■ Collected data entries:
▽

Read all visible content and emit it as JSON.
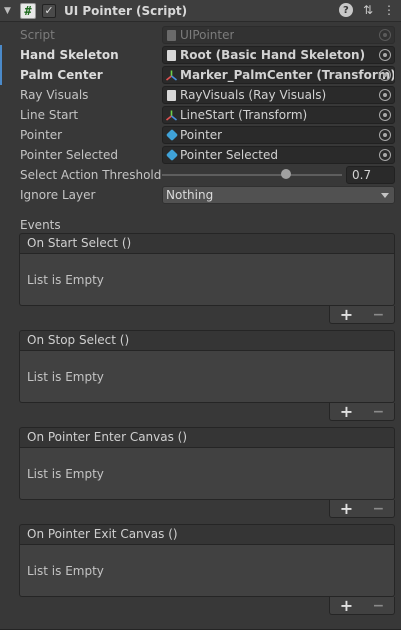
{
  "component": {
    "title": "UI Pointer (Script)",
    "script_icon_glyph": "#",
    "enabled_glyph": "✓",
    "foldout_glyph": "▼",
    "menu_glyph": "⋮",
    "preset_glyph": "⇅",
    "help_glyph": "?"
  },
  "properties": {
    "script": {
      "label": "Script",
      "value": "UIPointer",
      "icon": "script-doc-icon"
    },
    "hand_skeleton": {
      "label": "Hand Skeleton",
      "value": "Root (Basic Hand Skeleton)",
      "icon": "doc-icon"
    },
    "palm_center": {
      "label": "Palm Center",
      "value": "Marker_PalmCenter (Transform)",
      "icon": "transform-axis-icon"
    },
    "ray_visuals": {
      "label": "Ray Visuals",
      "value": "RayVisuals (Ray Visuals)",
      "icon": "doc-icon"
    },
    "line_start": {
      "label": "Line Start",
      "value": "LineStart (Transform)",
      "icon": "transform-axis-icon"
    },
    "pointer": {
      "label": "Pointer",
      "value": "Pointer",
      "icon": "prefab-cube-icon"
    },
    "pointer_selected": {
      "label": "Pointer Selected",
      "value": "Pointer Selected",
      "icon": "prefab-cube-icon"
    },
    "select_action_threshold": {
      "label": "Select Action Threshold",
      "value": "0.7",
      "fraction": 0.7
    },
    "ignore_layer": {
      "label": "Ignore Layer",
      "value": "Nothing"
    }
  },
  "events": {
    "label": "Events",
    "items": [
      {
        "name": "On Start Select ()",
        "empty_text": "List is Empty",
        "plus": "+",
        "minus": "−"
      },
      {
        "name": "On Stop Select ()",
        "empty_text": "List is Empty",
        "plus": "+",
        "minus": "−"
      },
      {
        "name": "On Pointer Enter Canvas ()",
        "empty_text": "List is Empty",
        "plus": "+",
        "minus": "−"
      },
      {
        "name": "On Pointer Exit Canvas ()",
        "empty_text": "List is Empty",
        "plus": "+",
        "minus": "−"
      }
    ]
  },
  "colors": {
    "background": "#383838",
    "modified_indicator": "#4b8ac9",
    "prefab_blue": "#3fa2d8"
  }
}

△
▽

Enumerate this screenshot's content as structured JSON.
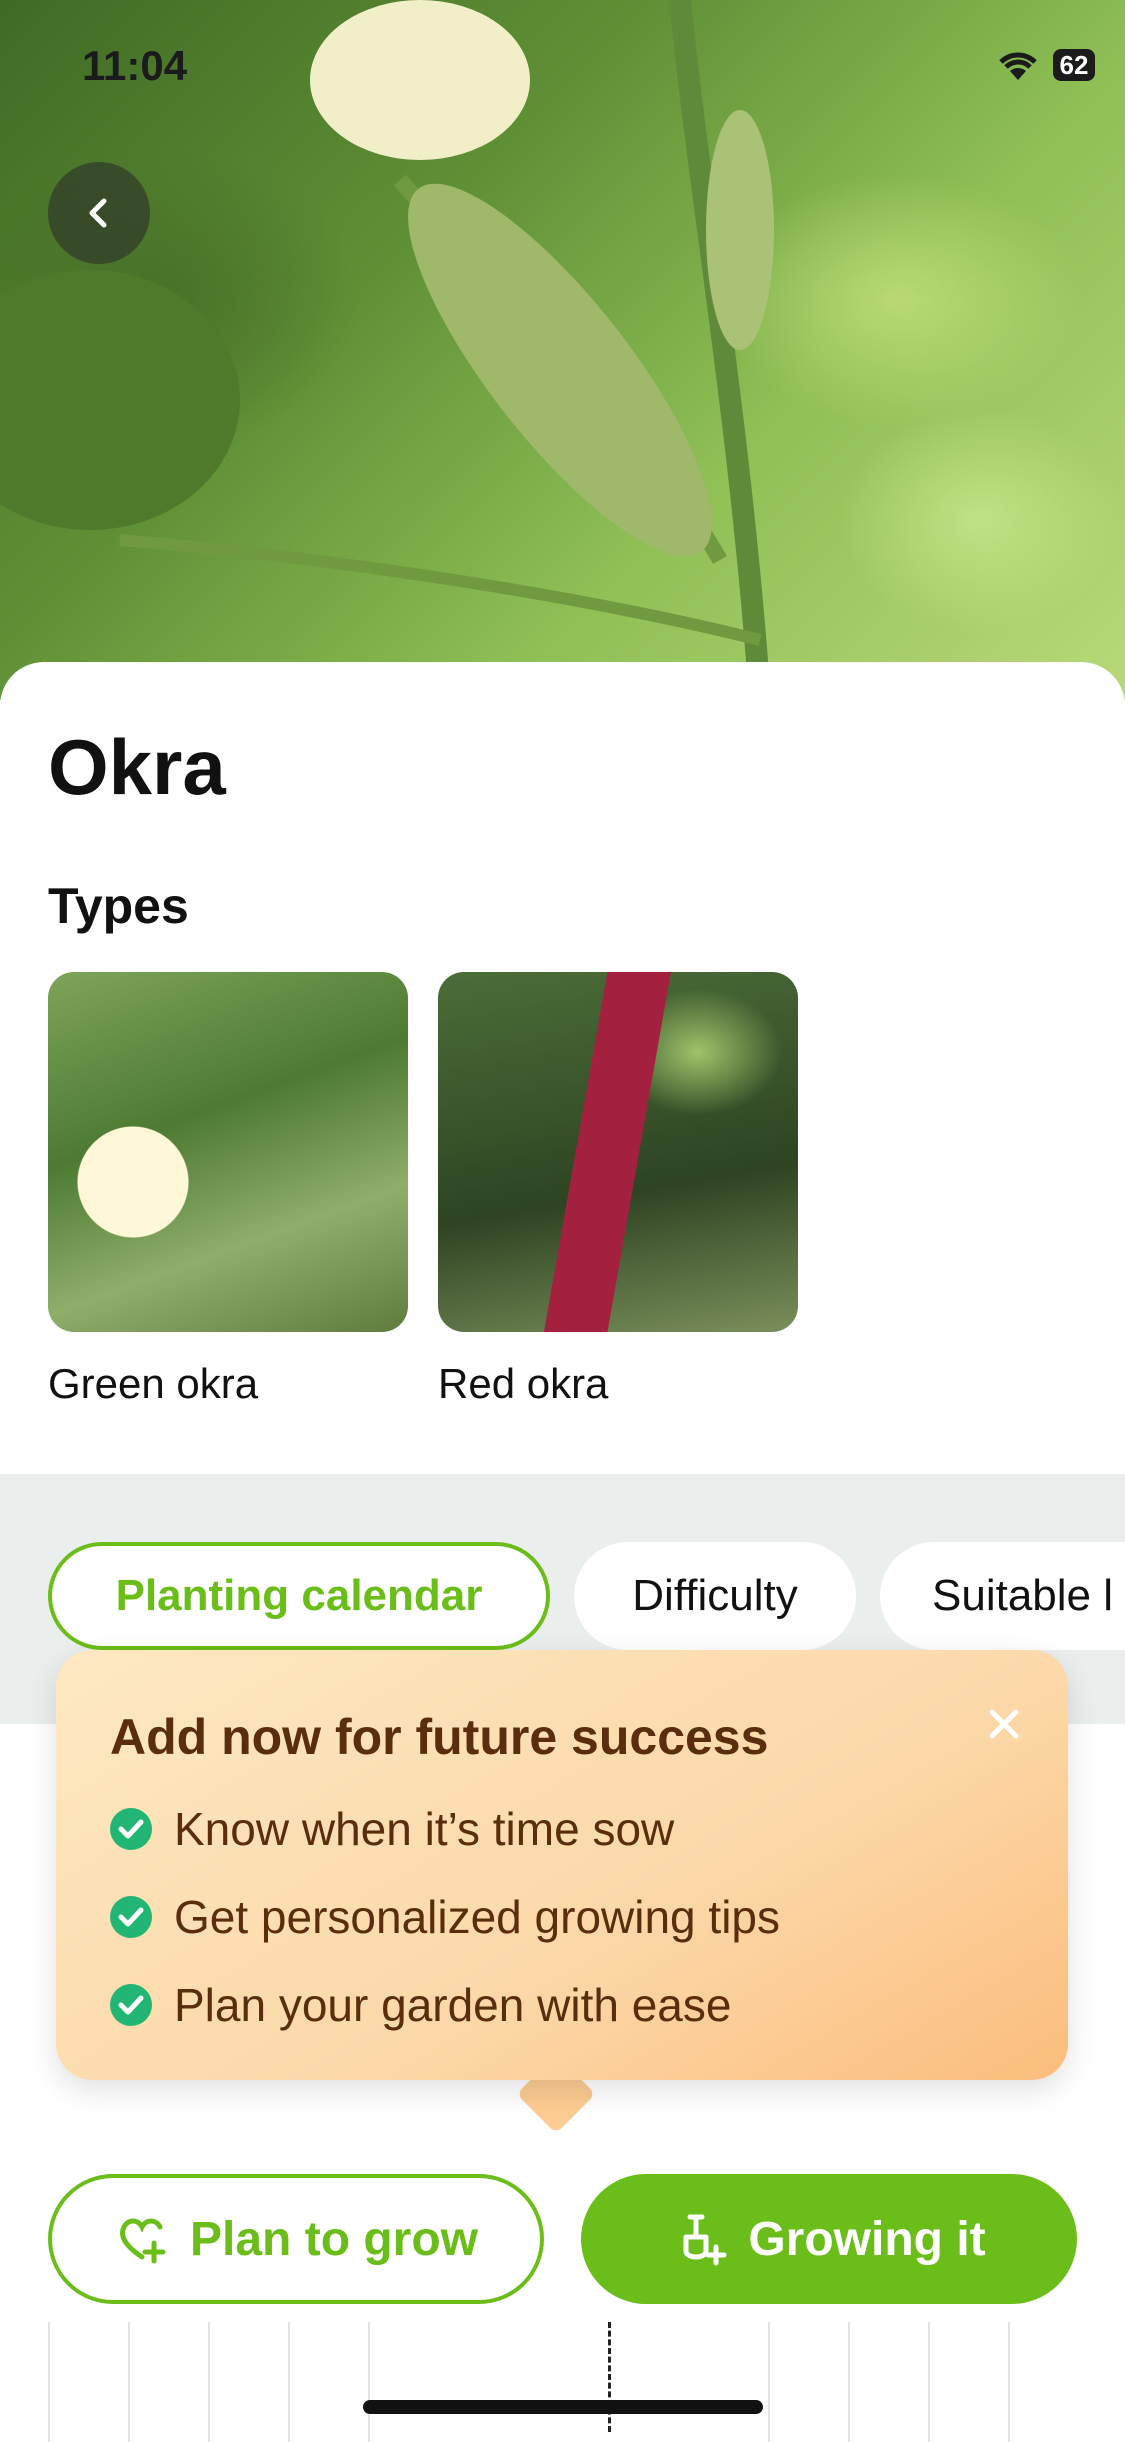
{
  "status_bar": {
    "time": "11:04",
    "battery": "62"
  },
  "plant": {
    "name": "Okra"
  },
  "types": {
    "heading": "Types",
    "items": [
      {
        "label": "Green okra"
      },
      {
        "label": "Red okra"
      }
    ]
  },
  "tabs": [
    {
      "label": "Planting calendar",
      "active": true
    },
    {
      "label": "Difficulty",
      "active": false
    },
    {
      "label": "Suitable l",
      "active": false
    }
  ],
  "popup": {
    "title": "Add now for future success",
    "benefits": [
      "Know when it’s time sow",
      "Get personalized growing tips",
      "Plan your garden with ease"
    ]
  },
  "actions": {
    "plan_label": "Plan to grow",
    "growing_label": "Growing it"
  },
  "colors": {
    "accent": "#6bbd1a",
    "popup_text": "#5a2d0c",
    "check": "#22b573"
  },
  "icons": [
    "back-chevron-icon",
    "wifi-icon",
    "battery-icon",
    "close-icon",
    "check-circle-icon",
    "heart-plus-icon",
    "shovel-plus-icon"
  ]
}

△

■ Problem requirements:
Go through the preceding material and copy each line that has the word "value".

■ Correct answer:
      "value": "UIPointer",
      "value": "Root (Basic Hand Skeleton)",
      "value": "Marker_PalmCenter (Transform)",
      "value": "RayVisuals (Ray Visuals)",
      "value": "LineStart (Transform)",
      "value": "Pointer",
      "value": "Pointer Selected",
      "value": "0.7",
      "value": "Nothing"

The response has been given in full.